*Written problem:* Would you set down every entry shown below, precisely as written?

[Figure contents as structured data]

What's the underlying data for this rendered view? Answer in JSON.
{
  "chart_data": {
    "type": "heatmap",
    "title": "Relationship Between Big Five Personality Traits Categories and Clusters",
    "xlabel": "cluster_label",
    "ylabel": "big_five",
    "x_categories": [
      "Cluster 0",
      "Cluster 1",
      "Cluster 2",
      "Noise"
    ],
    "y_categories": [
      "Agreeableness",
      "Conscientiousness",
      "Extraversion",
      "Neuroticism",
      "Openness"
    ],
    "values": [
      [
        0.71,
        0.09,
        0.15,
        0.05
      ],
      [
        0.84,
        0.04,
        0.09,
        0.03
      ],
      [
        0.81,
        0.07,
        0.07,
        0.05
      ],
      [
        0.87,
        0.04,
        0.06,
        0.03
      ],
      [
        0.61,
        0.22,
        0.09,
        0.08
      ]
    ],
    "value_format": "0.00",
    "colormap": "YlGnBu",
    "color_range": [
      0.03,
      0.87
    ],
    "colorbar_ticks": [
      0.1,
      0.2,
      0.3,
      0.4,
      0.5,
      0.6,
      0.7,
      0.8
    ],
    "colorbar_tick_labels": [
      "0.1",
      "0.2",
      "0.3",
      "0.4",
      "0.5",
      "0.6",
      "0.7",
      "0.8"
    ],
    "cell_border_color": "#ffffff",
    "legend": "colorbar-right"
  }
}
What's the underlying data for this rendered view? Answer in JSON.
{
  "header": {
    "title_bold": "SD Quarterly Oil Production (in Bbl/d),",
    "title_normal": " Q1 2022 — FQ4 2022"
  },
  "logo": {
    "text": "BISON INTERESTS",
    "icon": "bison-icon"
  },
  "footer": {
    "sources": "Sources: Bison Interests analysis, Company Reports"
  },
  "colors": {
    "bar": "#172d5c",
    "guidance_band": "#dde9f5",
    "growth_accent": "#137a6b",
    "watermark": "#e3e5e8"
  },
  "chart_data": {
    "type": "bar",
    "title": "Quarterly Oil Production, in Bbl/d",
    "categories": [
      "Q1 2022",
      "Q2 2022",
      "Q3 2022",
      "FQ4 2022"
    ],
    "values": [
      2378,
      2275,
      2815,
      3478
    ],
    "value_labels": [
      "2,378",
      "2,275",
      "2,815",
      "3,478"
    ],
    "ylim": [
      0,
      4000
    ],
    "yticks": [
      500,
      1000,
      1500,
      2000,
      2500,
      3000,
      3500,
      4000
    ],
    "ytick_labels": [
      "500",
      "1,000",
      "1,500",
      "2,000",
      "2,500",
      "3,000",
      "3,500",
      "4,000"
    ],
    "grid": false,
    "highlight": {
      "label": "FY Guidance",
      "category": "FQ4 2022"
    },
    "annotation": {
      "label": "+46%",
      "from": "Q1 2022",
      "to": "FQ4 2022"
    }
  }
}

*Solution below:*
What's the underlying data for this rendered view? Answer in JSON.
{
  "chart_data": {
    "type": "heatmap",
    "title": "Relationship Between Big Five Personality Traits Categories and Clusters",
    "xlabel": "cluster_label",
    "ylabel": "big_five",
    "x_categories": [
      "Cluster 0",
      "Cluster 1",
      "Cluster 2",
      "Noise"
    ],
    "y_categories": [
      "Agreeableness",
      "Conscientiousness",
      "Extraversion",
      "Neuroticism",
      "Openness"
    ],
    "values": [
      [
        0.71,
        0.09,
        0.15,
        0.05
      ],
      [
        0.84,
        0.04,
        0.09,
        0.03
      ],
      [
        0.81,
        0.07,
        0.07,
        0.05
      ],
      [
        0.87,
        0.04,
        0.06,
        0.03
      ],
      [
        0.61,
        0.22,
        0.09,
        0.08
      ]
    ],
    "value_format": "0.00",
    "colormap": "YlGnBu",
    "color_range": [
      0.03,
      0.87
    ],
    "colorbar_ticks": [
      0.1,
      0.2,
      0.3,
      0.4,
      0.5,
      0.6,
      0.7,
      0.8
    ],
    "colorbar_tick_labels": [
      "0.1",
      "0.2",
      "0.3",
      "0.4",
      "0.5",
      "0.6",
      "0.7",
      "0.8"
    ],
    "cell_border_color": "#ffffff",
    "legend": "colorbar-right"
  }
}
What's the underlying data for this rendered view? Answer in JSON.
{
  "header": {
    "title_bold": "SD Quarterly Oil Production (in Bbl/d),",
    "title_normal": " Q1 2022 — FQ4 2022"
  },
  "logo": {
    "text": "BISON INTERESTS",
    "icon": "bison-icon"
  },
  "footer": {
    "sources": "Sources: Bison Interests analysis, Company Reports"
  },
  "colors": {
    "bar": "#172d5c",
    "guidance_band": "#dde9f5",
    "growth_accent": "#137a6b",
    "watermark": "#e3e5e8"
  },
  "chart_data": {
    "type": "bar",
    "title": "Quarterly Oil Production, in Bbl/d",
    "categories": [
      "Q1 2022",
      "Q2 2022",
      "Q3 2022",
      "FQ4 2022"
    ],
    "values": [
      2378,
      2275,
      2815,
      3478
    ],
    "value_labels": [
      "2,378",
      "2,275",
      "2,815",
      "3,478"
    ],
    "ylim": [
      0,
      4000
    ],
    "yticks": [
      500,
      1000,
      1500,
      2000,
      2500,
      3000,
      3500,
      4000
    ],
    "ytick_labels": [
      "500",
      "1,000",
      "1,500",
      "2,000",
      "2,500",
      "3,000",
      "3,500",
      "4,000"
    ],
    "grid": false,
    "highlight": {
      "label": "FY Guidance",
      "category": "FQ4 2022"
    },
    "annotation": {
      "label": "+46%",
      "from": "Q1 2022",
      "to": "FQ4 2022"
    }
  }
}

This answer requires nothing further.